* [Written problem] In the records that follow, locate every line with "Detection" and extract it.

[Excerpts from a figure dataset]

☆ ☆ ☆ ☆ ☆ ☆ ☆

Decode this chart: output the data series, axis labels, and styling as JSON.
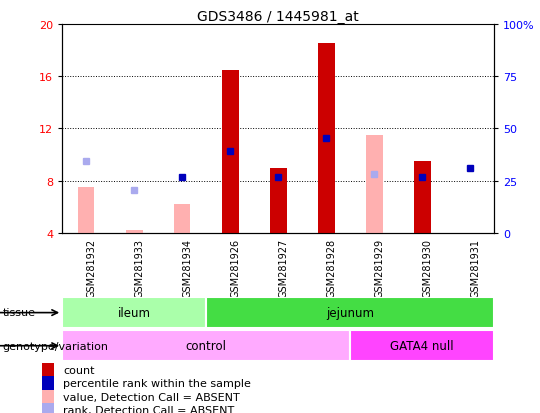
{
  "title": "GDS3486 / 1445981_at",
  "samples": [
    "GSM281932",
    "GSM281933",
    "GSM281934",
    "GSM281926",
    "GSM281927",
    "GSM281928",
    "GSM281929",
    "GSM281930",
    "GSM281931"
  ],
  "ylim": [
    4,
    20
  ],
  "yticks": [
    4,
    8,
    12,
    16,
    20
  ],
  "ytick_labels_left": [
    "4",
    "8",
    "12",
    "16",
    "20"
  ],
  "ytick_labels_right": [
    "0",
    "25",
    "50",
    "75",
    "100%"
  ],
  "count_bars": [
    null,
    null,
    null,
    16.5,
    9.0,
    18.5,
    null,
    9.5,
    null
  ],
  "absent_value_bars": [
    7.5,
    4.2,
    6.2,
    null,
    null,
    null,
    11.5,
    null,
    null
  ],
  "absent_rank_markers": [
    9.5,
    7.3,
    null,
    null,
    null,
    null,
    8.5,
    null,
    null
  ],
  "percentile_rank_markers": [
    null,
    null,
    8.3,
    10.3,
    8.3,
    11.3,
    null,
    8.3,
    9.0
  ],
  "count_bar_color": "#cc0000",
  "absent_value_color": "#ffb0b0",
  "absent_rank_color": "#aaaaee",
  "percentile_rank_color": "#0000bb",
  "sample_bg_color": "#cccccc",
  "tissue_ileum_color": "#aaffaa",
  "tissue_jejunum_color": "#44dd44",
  "geno_control_color": "#ffaaff",
  "geno_gata4_color": "#ff44ff",
  "bar_width": 0.35,
  "legend_items": [
    {
      "label": "count",
      "color": "#cc0000"
    },
    {
      "label": "percentile rank within the sample",
      "color": "#0000bb"
    },
    {
      "label": "value, Detection Call = ABSENT",
      "color": "#ffb0b0"
    },
    {
      "label": "rank, Detection Call = ABSENT",
      "color": "#aaaaee"
    }
  ]
}
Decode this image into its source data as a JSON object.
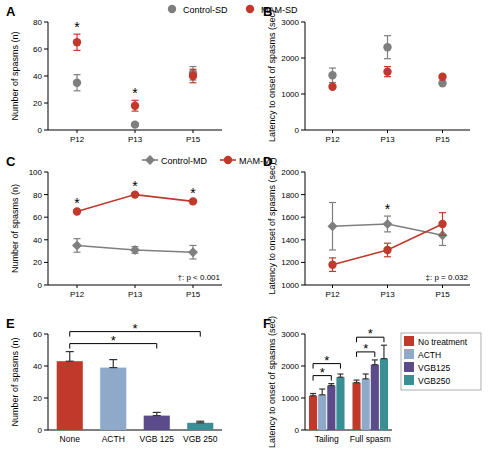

☆ ☆ ☆ ☆ ☆ ☆ ☆

* [Solution to this task]
      "label": "value, Detection Call = ABSENT",
      "label": "rank, Detection Call = ABSENT",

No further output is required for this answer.